MATERIAL PROVIDED
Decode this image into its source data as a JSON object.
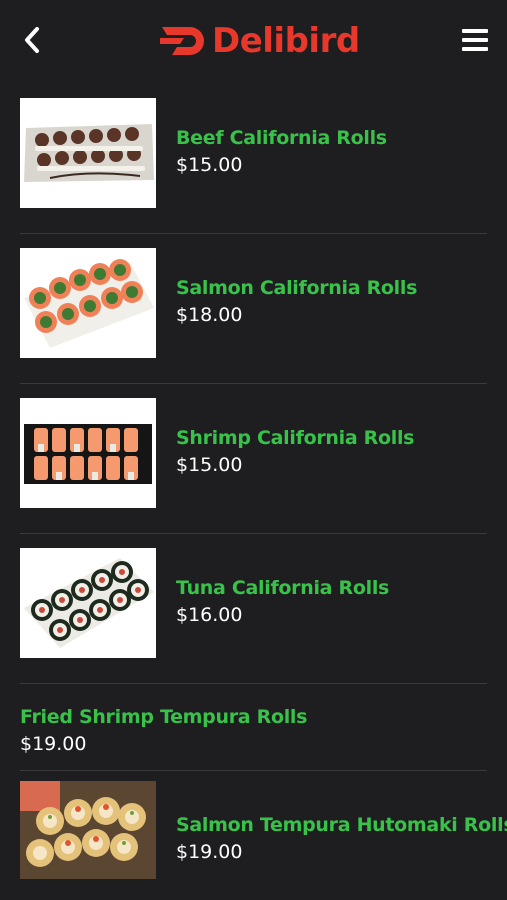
{
  "colors": {
    "background": "#1e1e20",
    "brand_red": "#e8382c",
    "item_name_green": "#38c24a",
    "price_white": "#ffffff",
    "divider": "#3a3a3c"
  },
  "header": {
    "back_icon": "chevron-left-icon",
    "logo_text": "Delibird",
    "menu_icon": "hamburger-menu-icon"
  },
  "menu_items": [
    {
      "name": "Beef California Rolls",
      "price": "$15.00",
      "has_image": true
    },
    {
      "name": "Salmon California Rolls",
      "price": "$18.00",
      "has_image": true
    },
    {
      "name": "Shrimp California Rolls",
      "price": "$15.00",
      "has_image": true
    },
    {
      "name": "Tuna California Rolls",
      "price": "$16.00",
      "has_image": true
    },
    {
      "name": "Fried Shrimp Tempura Rolls",
      "price": "$19.00",
      "has_image": false
    },
    {
      "name": "Salmon Tempura Hutomaki Rolls",
      "price": "$19.00",
      "has_image": true
    }
  ]
}
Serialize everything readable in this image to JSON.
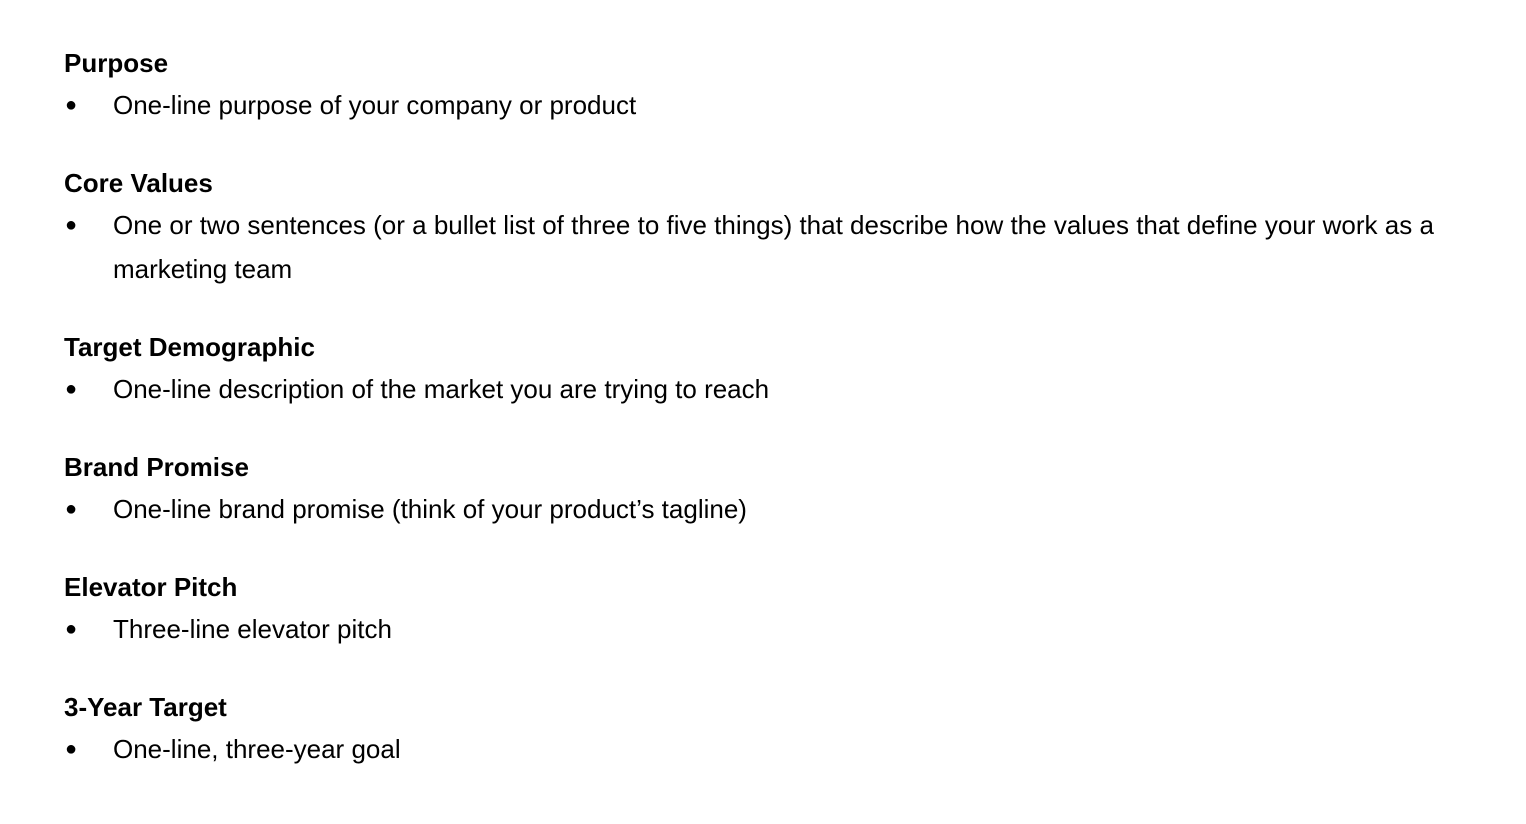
{
  "document": {
    "bullet_glyph": "●",
    "sections": [
      {
        "heading": "Purpose",
        "item": "One-line purpose of your company or product"
      },
      {
        "heading": "Core Values",
        "item": "One or two sentences (or a bullet list of three to five things) that describe how the values that define your work as a marketing team"
      },
      {
        "heading": "Target Demographic",
        "item": "One-line description of the market you are trying to reach"
      },
      {
        "heading": "Brand Promise",
        "item": "One-line brand promise (think of your product’s tagline)"
      },
      {
        "heading": "Elevator Pitch",
        "item": "Three-line elevator pitch"
      },
      {
        "heading": "3-Year Target",
        "item": "One-line, three-year goal"
      }
    ]
  }
}
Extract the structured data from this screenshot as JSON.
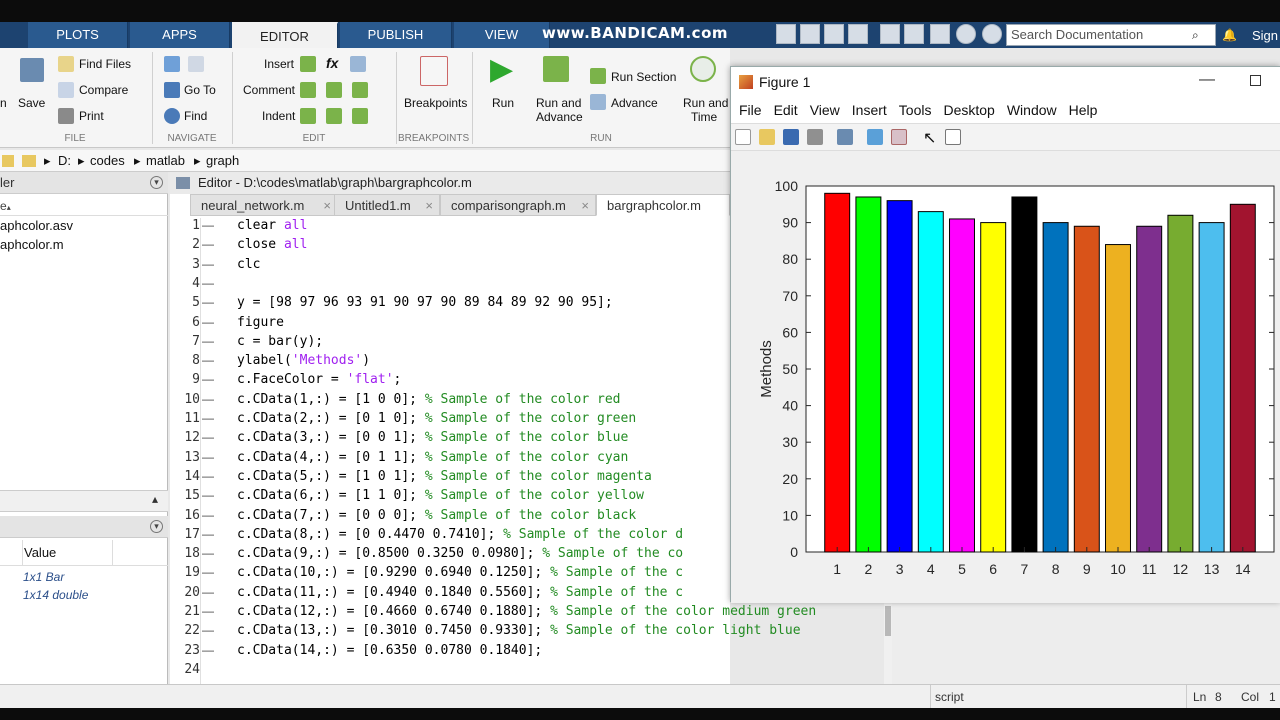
{
  "watermark": "www.BANDICAM.com",
  "ribbon_tabs": [
    "PLOTS",
    "APPS",
    "EDITOR",
    "PUBLISH",
    "VIEW"
  ],
  "search_placeholder": "Search Documentation",
  "sign_in": "Sign",
  "toolstrip": {
    "file": {
      "find_files": "Find Files",
      "compare": "Compare",
      "print": "Print",
      "save": "Save",
      "open": "n",
      "section": "FILE"
    },
    "navigate": {
      "go_to": "Go To",
      "find": "Find",
      "section": "NAVIGATE"
    },
    "edit": {
      "insert": "Insert",
      "comment": "Comment",
      "indent": "Indent",
      "section": "EDIT",
      "fx": "fx"
    },
    "breakpoints": {
      "label": "Breakpoints",
      "section": "BREAKPOINTS"
    },
    "run": {
      "run": "Run",
      "run_and_advance_1": "Run and",
      "run_and_advance_2": "Advance",
      "run_section": "Run Section",
      "advance": "Advance",
      "run_and_time_1": "Run and",
      "run_and_time_2": "Time",
      "section": "RUN"
    }
  },
  "address": {
    "drive": "D:",
    "p1": "codes",
    "p2": "matlab",
    "p3": "graph"
  },
  "left_panel": {
    "header": "ler",
    "sort_label": "e",
    "files": [
      "aphcolor.asv",
      "aphcolor.m"
    ],
    "value_header": "Value",
    "values": [
      "1x1 Bar",
      "1x14 double"
    ]
  },
  "editor": {
    "title": "Editor - D:\\codes\\matlab\\graph\\bargraphcolor.m",
    "tabs": [
      "neural_network.m",
      "Untitled1.m",
      "comparisongraph.m",
      "bargraphcolor.m"
    ],
    "lines": [
      {
        "n": "1",
        "code": "clear ",
        "str": "all",
        "cmt": ""
      },
      {
        "n": "2",
        "code": "close ",
        "str": "all",
        "cmt": ""
      },
      {
        "n": "3",
        "code": "clc",
        "str": "",
        "cmt": ""
      },
      {
        "n": "4",
        "code": "",
        "str": "",
        "cmt": ""
      },
      {
        "n": "5",
        "code": "y = [98 97 96 93 91 90 97 90 89 84 89 92 90 95];",
        "str": "",
        "cmt": ""
      },
      {
        "n": "6",
        "code": "figure",
        "str": "",
        "cmt": ""
      },
      {
        "n": "7",
        "code": "c = bar(y);",
        "str": "",
        "cmt": ""
      },
      {
        "n": "8",
        "code": "ylabel(",
        "str": "'Methods'",
        "cmt": "",
        "tail": ")"
      },
      {
        "n": "9",
        "code": "c.FaceColor = ",
        "str": "'flat'",
        "cmt": "",
        "tail": ";"
      },
      {
        "n": "10",
        "code": "c.CData(1,:) = [1 0 0]; ",
        "str": "",
        "cmt": "% Sample of the color red"
      },
      {
        "n": "11",
        "code": "c.CData(2,:) = [0 1 0]; ",
        "str": "",
        "cmt": "% Sample of the color green"
      },
      {
        "n": "12",
        "code": "c.CData(3,:) = [0 0 1]; ",
        "str": "",
        "cmt": "% Sample of the color blue"
      },
      {
        "n": "13",
        "code": "c.CData(4,:) = [0 1 1]; ",
        "str": "",
        "cmt": "% Sample of the color cyan"
      },
      {
        "n": "14",
        "code": "c.CData(5,:) = [1 0 1]; ",
        "str": "",
        "cmt": "% Sample of the color magenta"
      },
      {
        "n": "15",
        "code": "c.CData(6,:) = [1 1 0]; ",
        "str": "",
        "cmt": "% Sample of the color yellow"
      },
      {
        "n": "16",
        "code": "c.CData(7,:) = [0 0 0]; ",
        "str": "",
        "cmt": "% Sample of the color black"
      },
      {
        "n": "17",
        "code": "c.CData(8,:) = [0 0.4470 0.7410]; ",
        "str": "",
        "cmt": "% Sample of the color d"
      },
      {
        "n": "18",
        "code": "c.CData(9,:) = [0.8500 0.3250 0.0980]; ",
        "str": "",
        "cmt": "% Sample of the co"
      },
      {
        "n": "19",
        "code": "c.CData(10,:) = [0.9290 0.6940 0.1250]; ",
        "str": "",
        "cmt": "% Sample of the c"
      },
      {
        "n": "20",
        "code": "c.CData(11,:) = [0.4940 0.1840 0.5560]; ",
        "str": "",
        "cmt": "% Sample of the c"
      },
      {
        "n": "21",
        "code": "c.CData(12,:) = [0.4660 0.6740 0.1880]; ",
        "str": "",
        "cmt": "% Sample of the color medium green"
      },
      {
        "n": "22",
        "code": "c.CData(13,:) = [0.3010 0.7450 0.9330]; ",
        "str": "",
        "cmt": "% Sample of the color light blue"
      },
      {
        "n": "23",
        "code": "c.CData(14,:) = [0.6350 0.0780 0.1840];",
        "str": "",
        "cmt": ""
      },
      {
        "n": "24",
        "code": "",
        "str": "",
        "cmt": ""
      }
    ]
  },
  "figure": {
    "title": "Figure 1",
    "menus": [
      "File",
      "Edit",
      "View",
      "Insert",
      "Tools",
      "Desktop",
      "Window",
      "Help"
    ]
  },
  "chart_data": {
    "type": "bar",
    "categories": [
      "1",
      "2",
      "3",
      "4",
      "5",
      "6",
      "7",
      "8",
      "9",
      "10",
      "11",
      "12",
      "13",
      "14"
    ],
    "values": [
      98,
      97,
      96,
      93,
      91,
      90,
      97,
      90,
      89,
      84,
      89,
      92,
      90,
      95
    ],
    "colors": [
      "#ff0000",
      "#00ff00",
      "#0000ff",
      "#00ffff",
      "#ff00ff",
      "#ffff00",
      "#000000",
      "#0072bd",
      "#d95319",
      "#edb120",
      "#7e2f8e",
      "#77ac30",
      "#4dbeee",
      "#a2142f"
    ],
    "title": "",
    "xlabel": "",
    "ylabel": "Methods",
    "ylim": [
      0,
      100
    ],
    "yticks": [
      0,
      10,
      20,
      30,
      40,
      50,
      60,
      70,
      80,
      90,
      100
    ],
    "grid": false
  },
  "status": {
    "mode": "script",
    "ln": "Ln",
    "ln_val": "8",
    "col": "Col",
    "col_val": "1"
  }
}
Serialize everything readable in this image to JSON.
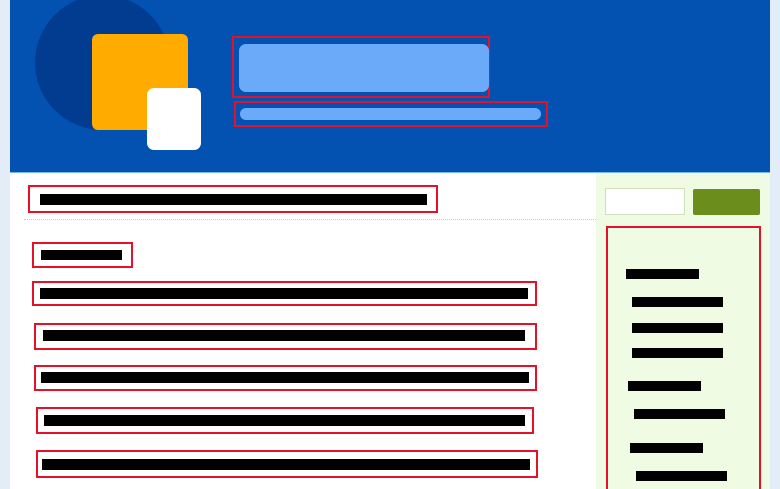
{
  "colors": {
    "header_bg": "#0352b1",
    "logo_circle": "#023c91",
    "logo_orange": "#ffab00",
    "redacted_block": "#6aaaf8",
    "annotation_outline": "#e3122a",
    "sidebar_bg": "#f0fbe3",
    "search_button": "#6a8d1c"
  },
  "header": {
    "site_title": "",
    "tagline": ""
  },
  "main": {
    "post_title": "",
    "section_heading": "",
    "list_items": [
      "",
      "",
      "",
      "",
      ""
    ]
  },
  "sidebar": {
    "search": {
      "placeholder": "",
      "button_label": ""
    },
    "widget_lines": [
      "",
      "",
      "",
      "",
      "",
      "",
      "",
      ""
    ]
  }
}
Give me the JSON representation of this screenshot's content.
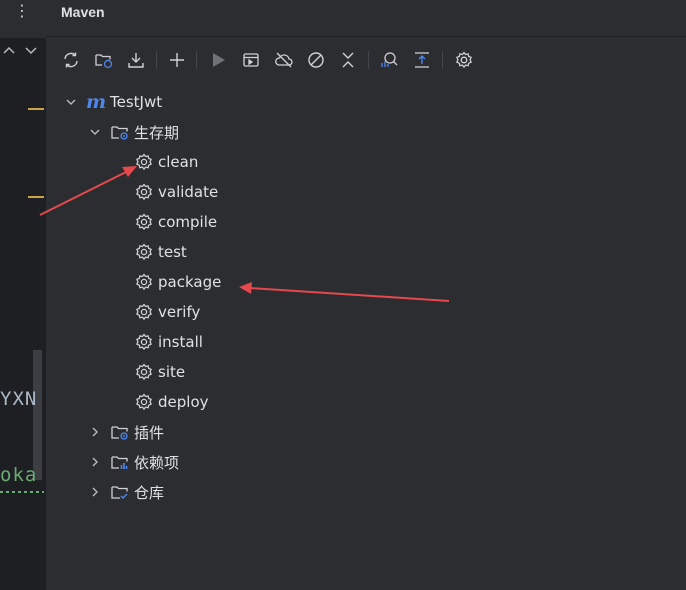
{
  "window": {
    "more_menu_glyph": "⋮"
  },
  "editor": {
    "line1_text": "YXN",
    "line2_text": "oka"
  },
  "panel": {
    "title": "Maven"
  },
  "toolbar": {
    "items": [
      {
        "icon": "reload-icon"
      },
      {
        "icon": "generate-sources-icon"
      },
      {
        "icon": "download-icon"
      },
      {
        "icon": "add-icon"
      },
      {
        "icon": "run-icon"
      },
      {
        "icon": "run-configuration-icon"
      },
      {
        "icon": "offline-icon"
      },
      {
        "icon": "skip-tests-icon"
      },
      {
        "icon": "collapse-icon"
      },
      {
        "icon": "analyze-dependencies-icon"
      },
      {
        "icon": "show-diagram-icon"
      },
      {
        "icon": "settings-icon"
      }
    ]
  },
  "tree": {
    "project": {
      "label": "TestJwt",
      "logo": "m"
    },
    "lifecycle": {
      "label": "生存期",
      "phases": [
        "clean",
        "validate",
        "compile",
        "test",
        "package",
        "verify",
        "install",
        "site",
        "deploy"
      ]
    },
    "plugins": {
      "label": "插件"
    },
    "dependencies": {
      "label": "依赖项"
    },
    "repositories": {
      "label": "仓库"
    }
  },
  "colors": {
    "accent": "#4f87f0",
    "arrow": "#e5484d",
    "background": "#2b2d30"
  }
}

TASK DESCRIPTION
From the listing above, pick out each line where the word "Salmon" appears.

CORRECT RESULT
      "name": "Salmon California Rolls",
      "name": "Salmon Tempura Hutomaki Rolls",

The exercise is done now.